::: TEXT :::

Greenspan `Mess' Risks U.S. Recession, Stiglitz Says

Nov. 16 (Bloomberg) -- Joseph Stiglitz, a Nobel-prize winning economist, said the U.S. economy risks tumbling into recession because of the ``mess'' left by former Federal Reserve Chairman Alan Greenspan.

``I'm very pessimistic,'' Stiglitz said in an interview in London today. ``Alan Greenspan really made a mess of all this. He pushed out too much liquidity at the wrong time. He supported the tax cut in 2001, which is the beginning of these problems. He encouraged people to take out variable-rate mortgages.''

This is nothing new in this, and it has been extensively chronicled by some (including by me - see some links at the bottom). But now the clouds are really gathering:


What Greenspan did is simple: he tainted money, and debt, by making it over-abundant, cheap and too easily available.

And the first to suffer are those whose business it is to handle that good: the financial world. Fair game, one may say, given how much they have profited from these years of easy money, being the first at the trough and gorging avidly on it. The problem, of course, is that the financial world, beyond its self-ascribed mission to capture and concentrate as much wealth as it can, still has its (now side-) mission of financing the real economy, and the wounds it has inflicted upon itself in recent years will handicap it to do its other (some quaint souls may say - real) job.

::: GIVEN DATA :::

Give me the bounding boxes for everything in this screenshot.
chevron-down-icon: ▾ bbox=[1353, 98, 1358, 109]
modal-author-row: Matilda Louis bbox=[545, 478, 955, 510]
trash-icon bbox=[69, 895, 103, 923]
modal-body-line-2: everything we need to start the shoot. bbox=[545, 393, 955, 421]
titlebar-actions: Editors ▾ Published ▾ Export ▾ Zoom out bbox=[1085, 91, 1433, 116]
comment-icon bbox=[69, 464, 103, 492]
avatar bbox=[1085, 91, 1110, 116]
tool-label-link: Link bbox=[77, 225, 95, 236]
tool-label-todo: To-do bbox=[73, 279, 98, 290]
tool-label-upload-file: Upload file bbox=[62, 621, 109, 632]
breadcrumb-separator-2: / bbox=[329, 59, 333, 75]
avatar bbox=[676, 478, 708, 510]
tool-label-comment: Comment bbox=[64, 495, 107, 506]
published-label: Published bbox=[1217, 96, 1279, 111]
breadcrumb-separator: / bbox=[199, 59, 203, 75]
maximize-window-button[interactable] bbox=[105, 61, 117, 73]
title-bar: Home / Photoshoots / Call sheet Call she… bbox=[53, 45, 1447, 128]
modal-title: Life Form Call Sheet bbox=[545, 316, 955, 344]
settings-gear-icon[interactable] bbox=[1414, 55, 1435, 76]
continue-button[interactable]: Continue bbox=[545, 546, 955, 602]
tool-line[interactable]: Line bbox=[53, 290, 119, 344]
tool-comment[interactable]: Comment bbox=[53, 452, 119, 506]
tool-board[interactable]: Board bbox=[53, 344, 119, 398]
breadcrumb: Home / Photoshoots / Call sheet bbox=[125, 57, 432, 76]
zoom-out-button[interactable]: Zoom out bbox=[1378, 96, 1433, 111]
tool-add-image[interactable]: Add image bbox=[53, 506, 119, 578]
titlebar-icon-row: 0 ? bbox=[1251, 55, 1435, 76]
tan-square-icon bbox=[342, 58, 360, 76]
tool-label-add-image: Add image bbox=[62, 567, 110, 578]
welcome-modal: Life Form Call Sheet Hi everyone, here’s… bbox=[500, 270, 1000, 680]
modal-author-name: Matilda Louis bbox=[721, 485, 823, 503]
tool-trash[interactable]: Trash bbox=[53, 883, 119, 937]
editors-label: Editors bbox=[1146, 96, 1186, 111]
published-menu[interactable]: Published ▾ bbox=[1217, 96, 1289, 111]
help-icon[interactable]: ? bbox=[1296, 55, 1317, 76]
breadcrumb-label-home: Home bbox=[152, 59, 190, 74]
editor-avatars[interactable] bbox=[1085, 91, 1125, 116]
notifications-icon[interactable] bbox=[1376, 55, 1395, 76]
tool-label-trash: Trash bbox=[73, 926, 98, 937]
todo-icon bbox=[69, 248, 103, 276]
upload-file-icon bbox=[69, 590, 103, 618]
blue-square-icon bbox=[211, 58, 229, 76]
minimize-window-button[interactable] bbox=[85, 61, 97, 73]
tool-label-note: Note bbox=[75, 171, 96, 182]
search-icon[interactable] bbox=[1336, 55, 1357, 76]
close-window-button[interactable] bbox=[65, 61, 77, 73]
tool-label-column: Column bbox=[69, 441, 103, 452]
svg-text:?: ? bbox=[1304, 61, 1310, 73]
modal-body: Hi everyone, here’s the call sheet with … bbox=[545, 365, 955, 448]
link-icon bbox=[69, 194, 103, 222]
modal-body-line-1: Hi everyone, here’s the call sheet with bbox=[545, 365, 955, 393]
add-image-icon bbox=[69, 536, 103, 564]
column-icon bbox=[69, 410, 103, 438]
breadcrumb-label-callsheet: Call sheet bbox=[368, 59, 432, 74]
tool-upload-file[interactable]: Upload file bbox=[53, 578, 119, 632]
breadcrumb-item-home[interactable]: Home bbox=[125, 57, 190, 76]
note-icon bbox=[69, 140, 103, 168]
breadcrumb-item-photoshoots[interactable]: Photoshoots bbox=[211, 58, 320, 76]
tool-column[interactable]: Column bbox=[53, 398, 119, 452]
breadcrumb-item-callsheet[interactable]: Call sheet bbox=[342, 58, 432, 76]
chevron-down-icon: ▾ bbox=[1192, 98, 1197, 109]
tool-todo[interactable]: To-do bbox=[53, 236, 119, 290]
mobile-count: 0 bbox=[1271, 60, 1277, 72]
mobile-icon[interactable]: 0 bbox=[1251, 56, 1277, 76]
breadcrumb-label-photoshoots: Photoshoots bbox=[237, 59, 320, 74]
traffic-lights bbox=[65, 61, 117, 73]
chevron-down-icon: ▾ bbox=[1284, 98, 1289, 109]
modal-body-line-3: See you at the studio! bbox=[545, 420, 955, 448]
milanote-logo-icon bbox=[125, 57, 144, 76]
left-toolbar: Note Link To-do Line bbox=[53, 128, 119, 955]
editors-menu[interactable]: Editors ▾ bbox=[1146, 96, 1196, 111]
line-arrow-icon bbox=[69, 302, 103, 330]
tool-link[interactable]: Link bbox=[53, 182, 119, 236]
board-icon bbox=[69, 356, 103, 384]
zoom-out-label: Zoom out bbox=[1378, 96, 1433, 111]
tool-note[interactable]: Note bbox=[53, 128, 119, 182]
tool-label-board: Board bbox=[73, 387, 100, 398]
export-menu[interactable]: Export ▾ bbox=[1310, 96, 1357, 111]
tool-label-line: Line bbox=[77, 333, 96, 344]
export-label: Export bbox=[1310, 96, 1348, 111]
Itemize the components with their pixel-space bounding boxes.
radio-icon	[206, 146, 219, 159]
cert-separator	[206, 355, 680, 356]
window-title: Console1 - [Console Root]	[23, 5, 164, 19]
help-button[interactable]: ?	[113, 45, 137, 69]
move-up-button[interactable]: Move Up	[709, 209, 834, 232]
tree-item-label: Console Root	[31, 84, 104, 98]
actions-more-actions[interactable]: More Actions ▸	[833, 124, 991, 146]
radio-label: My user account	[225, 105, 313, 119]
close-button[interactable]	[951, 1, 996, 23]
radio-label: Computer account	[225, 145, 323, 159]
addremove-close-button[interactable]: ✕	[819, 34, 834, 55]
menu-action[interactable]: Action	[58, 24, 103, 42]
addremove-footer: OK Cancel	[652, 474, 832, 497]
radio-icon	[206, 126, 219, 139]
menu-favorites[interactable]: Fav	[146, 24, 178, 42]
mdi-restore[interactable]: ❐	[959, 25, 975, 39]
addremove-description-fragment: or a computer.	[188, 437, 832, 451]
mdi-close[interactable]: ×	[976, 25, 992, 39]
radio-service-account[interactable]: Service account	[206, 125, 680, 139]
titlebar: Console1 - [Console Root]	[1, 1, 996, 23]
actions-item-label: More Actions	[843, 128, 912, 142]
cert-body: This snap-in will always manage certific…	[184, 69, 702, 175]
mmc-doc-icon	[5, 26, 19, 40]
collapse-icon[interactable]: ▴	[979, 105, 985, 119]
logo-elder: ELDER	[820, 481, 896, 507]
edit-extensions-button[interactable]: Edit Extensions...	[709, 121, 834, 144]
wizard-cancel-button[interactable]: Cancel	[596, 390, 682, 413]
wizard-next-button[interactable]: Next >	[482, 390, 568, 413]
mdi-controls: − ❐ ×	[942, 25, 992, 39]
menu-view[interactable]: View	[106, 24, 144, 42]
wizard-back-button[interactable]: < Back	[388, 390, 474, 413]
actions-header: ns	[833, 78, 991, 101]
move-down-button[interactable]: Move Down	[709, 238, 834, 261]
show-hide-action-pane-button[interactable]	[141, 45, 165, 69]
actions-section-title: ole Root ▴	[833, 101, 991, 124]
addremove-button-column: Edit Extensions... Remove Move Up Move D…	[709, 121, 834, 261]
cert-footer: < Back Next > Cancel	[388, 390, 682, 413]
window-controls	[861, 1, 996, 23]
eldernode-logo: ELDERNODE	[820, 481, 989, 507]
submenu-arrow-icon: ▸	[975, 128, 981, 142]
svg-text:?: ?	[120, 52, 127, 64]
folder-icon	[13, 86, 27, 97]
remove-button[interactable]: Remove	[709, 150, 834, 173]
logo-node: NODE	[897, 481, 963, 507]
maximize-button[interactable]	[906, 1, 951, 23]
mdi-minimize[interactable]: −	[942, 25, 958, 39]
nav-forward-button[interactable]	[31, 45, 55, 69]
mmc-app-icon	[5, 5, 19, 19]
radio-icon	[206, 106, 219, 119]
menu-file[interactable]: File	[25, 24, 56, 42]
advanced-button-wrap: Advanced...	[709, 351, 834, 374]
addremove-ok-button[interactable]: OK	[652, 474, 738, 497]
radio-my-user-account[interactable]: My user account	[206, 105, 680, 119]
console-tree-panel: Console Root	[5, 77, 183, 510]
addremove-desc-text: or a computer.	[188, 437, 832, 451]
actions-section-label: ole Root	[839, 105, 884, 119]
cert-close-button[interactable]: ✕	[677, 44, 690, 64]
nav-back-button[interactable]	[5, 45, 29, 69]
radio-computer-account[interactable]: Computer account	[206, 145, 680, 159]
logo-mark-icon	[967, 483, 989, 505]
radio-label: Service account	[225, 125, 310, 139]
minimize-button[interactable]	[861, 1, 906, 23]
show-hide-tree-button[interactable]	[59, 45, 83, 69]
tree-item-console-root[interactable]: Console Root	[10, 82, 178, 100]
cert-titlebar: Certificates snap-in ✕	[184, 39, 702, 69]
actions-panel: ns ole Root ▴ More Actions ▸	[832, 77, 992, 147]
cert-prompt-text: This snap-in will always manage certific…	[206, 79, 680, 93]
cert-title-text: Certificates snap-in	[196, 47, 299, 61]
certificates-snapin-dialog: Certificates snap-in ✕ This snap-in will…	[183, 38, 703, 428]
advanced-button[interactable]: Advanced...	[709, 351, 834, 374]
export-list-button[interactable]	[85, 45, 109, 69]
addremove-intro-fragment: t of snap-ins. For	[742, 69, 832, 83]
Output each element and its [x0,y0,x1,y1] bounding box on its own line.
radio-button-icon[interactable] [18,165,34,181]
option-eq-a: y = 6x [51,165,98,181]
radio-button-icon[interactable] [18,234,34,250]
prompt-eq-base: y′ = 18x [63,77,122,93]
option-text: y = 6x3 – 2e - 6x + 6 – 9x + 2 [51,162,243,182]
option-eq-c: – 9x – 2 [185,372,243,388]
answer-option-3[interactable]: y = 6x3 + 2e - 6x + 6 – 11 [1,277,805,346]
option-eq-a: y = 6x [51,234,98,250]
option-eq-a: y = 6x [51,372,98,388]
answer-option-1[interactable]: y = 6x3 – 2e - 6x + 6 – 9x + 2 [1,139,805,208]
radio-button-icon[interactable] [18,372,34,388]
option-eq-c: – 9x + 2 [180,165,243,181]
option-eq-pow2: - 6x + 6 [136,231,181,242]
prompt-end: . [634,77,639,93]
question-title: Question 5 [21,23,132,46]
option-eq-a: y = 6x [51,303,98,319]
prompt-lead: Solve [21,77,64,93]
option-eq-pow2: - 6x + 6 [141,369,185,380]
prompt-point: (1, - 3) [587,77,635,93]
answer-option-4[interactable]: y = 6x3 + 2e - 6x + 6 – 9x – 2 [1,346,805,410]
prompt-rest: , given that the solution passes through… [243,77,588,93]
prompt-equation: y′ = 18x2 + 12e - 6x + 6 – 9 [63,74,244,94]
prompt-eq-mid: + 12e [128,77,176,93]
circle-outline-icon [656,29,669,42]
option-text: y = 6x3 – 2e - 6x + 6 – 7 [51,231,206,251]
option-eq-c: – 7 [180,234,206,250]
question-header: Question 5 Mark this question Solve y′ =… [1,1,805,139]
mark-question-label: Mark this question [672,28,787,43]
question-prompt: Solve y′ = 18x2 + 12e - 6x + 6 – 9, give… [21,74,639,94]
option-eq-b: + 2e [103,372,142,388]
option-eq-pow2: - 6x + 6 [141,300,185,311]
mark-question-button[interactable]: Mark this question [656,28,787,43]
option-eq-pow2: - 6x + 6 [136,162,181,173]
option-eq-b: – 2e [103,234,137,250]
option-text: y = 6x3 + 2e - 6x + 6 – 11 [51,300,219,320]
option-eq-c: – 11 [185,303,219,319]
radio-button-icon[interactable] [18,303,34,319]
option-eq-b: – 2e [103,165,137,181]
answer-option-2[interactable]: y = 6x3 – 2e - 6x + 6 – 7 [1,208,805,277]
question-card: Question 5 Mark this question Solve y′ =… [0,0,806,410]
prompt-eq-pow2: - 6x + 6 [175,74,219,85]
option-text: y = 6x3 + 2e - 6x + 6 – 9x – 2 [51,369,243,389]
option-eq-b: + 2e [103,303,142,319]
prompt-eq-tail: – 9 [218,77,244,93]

:::

- _WHAT YOU ARE ASKED TO DO_
Reproduce the Greenspan text word for word, everything from "Nov. 16 (Bloomberg)" down to "Chairman Alan Greenspan.". The data above was drawn from a separate source and has no connection to the Greenspan text.

- _RESULT OF THE EXERCISE_
Nov. 16 (Bloomberg) -- Joseph Stiglitz, a Nobel-prize winning economist, said the U.S. economy risks tumbling into recession because of the ``mess'' left by former Federal Reserve Chairman Alan Greenspan.